Given request
Pull out every line below that holds the word "arrow".

Figure record extracts:

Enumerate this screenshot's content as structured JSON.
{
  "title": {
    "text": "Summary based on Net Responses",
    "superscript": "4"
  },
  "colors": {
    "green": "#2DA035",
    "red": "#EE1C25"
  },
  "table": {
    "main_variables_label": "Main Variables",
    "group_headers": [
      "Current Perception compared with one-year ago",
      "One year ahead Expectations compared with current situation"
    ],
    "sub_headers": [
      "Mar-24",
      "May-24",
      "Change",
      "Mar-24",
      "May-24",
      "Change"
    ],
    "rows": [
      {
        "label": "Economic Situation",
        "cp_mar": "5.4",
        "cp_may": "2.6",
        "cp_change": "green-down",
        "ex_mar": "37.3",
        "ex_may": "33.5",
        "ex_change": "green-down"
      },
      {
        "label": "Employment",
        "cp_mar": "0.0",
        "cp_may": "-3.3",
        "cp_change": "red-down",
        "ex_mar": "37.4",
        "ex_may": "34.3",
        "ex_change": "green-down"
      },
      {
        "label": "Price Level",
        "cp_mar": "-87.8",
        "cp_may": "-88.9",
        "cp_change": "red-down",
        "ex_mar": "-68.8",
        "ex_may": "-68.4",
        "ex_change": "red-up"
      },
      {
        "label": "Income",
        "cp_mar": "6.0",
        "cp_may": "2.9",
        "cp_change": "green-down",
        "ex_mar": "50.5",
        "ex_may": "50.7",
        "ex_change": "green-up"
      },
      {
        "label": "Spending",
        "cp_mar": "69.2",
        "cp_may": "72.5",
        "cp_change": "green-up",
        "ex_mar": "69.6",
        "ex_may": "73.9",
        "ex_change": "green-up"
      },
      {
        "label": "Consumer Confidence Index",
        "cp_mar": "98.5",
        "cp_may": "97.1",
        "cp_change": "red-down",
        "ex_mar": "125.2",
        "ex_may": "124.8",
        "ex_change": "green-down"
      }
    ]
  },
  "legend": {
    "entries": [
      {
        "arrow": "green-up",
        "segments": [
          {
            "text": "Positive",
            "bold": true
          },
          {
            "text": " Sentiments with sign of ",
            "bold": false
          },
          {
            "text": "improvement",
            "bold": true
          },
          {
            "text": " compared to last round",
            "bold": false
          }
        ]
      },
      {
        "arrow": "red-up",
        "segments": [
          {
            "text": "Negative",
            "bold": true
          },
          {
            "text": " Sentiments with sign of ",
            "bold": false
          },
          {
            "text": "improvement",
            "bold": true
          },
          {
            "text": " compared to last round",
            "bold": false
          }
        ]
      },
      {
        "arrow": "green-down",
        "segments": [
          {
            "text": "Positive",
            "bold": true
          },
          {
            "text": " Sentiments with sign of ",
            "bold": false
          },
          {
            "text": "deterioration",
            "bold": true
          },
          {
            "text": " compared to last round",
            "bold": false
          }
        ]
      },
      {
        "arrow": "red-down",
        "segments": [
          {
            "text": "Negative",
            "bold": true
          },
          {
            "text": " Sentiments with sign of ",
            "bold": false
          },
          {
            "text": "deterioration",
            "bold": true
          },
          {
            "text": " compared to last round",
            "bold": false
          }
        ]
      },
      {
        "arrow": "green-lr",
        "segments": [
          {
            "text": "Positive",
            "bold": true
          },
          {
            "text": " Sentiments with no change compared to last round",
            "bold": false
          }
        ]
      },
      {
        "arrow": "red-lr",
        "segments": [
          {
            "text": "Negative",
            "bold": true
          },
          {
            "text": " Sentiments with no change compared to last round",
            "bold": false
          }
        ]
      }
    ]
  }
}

Answer to this exercise
        "arrow": "green-up",
        "arrow": "red-up",
        "arrow": "green-down",
        "arrow": "red-down",
        "arrow": "green-lr",
        "arrow": "red-lr",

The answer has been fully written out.